(Some records)
++++++++

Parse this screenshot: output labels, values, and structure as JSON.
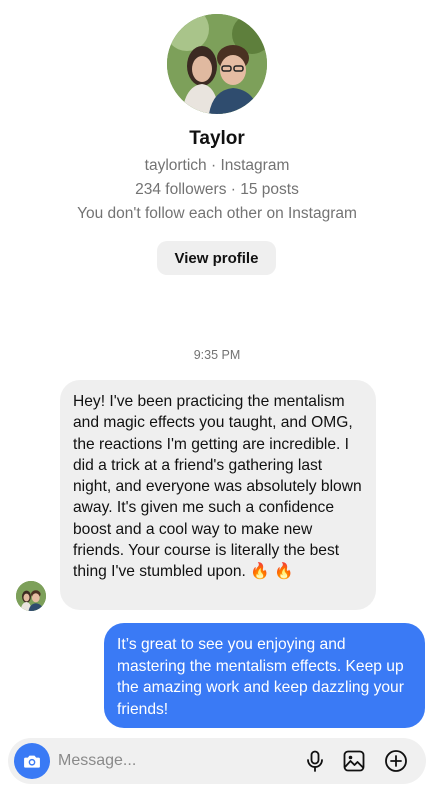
{
  "profile": {
    "name": "Taylor",
    "handle_line": "taylortich · Instagram",
    "stats_line": "234 followers · 15 posts",
    "follow_status": "You don't follow each other on Instagram",
    "view_profile_label": "View profile"
  },
  "conversation": {
    "timestamp": "9:35 PM",
    "messages": [
      {
        "direction": "incoming",
        "text": "Hey! I've been practicing the mentalism and magic effects you taught, and OMG, the reactions I'm getting are incredible. I did a trick at a friend's gathering last night, and everyone was absolutely blown away. It's given me such a confidence boost and a cool way to make new friends. Your course is literally the best thing I've stumbled upon. 🔥 🔥"
      },
      {
        "direction": "outgoing",
        "text": "It’s great to see you enjoying and mastering the mentalism effects. Keep up the amazing work and keep dazzling your friends!"
      }
    ]
  },
  "composer": {
    "placeholder": "Message...",
    "icons": [
      "camera-icon",
      "microphone-icon",
      "gallery-icon",
      "plus-icon"
    ]
  },
  "colors": {
    "accent": "#3a7af5",
    "incoming_bubble": "#efefef",
    "muted_text": "#737373"
  }
}
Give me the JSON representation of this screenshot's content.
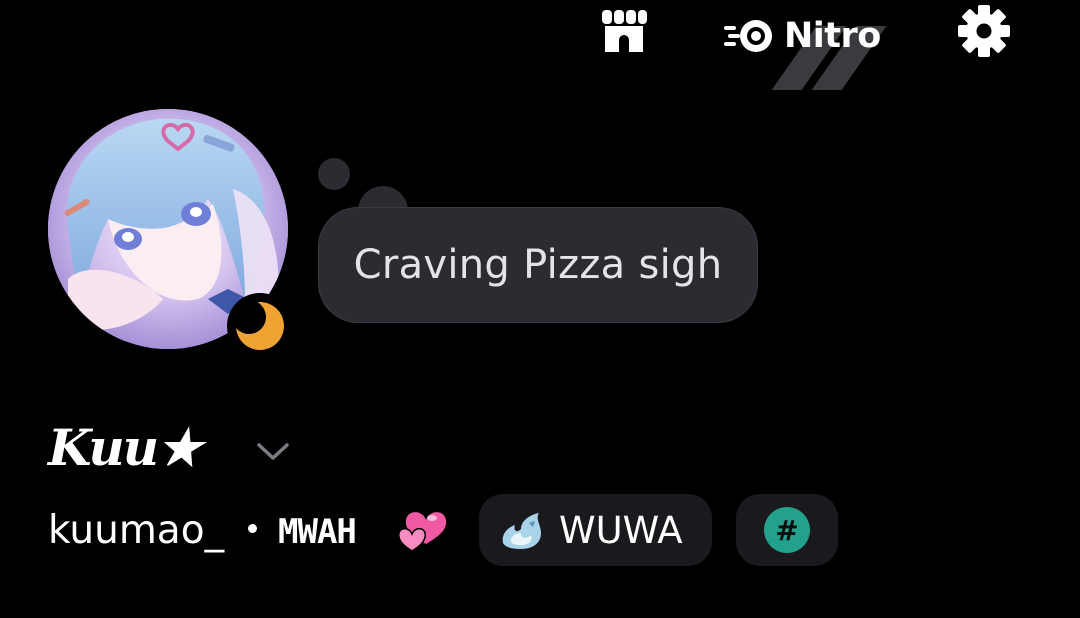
{
  "topbar": {
    "shop_icon": "shop-icon",
    "nitro_icon": "nitro-icon",
    "nitro_label": "Nitro",
    "settings_icon": "gear-icon"
  },
  "profile": {
    "avatar_icon": "avatar",
    "status_icon": "moon-idle-icon",
    "status_color": "#f0a232",
    "custom_status": "Craving Pizza sigh",
    "display_name": "Kuu★",
    "username": "kuumao_",
    "pronouns": "MWAH",
    "pronouns_emoji": "two-hearts-icon"
  },
  "tags": {
    "server_tag_icon": "crystal-flame-icon",
    "server_tag_label": "WUWA",
    "hash_label": "#",
    "hash_color": "#23a18c"
  },
  "colors": {
    "background": "#000000",
    "bubble": "#2b2c31",
    "chip": "#1a1a1e"
  }
}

++++++++

Required work:
Find all lines holding the string "Instagram" and copy them.

Solution:
    "handle_line": "taylortich · Instagram",
    "follow_status": "You don't follow each other on Instagram",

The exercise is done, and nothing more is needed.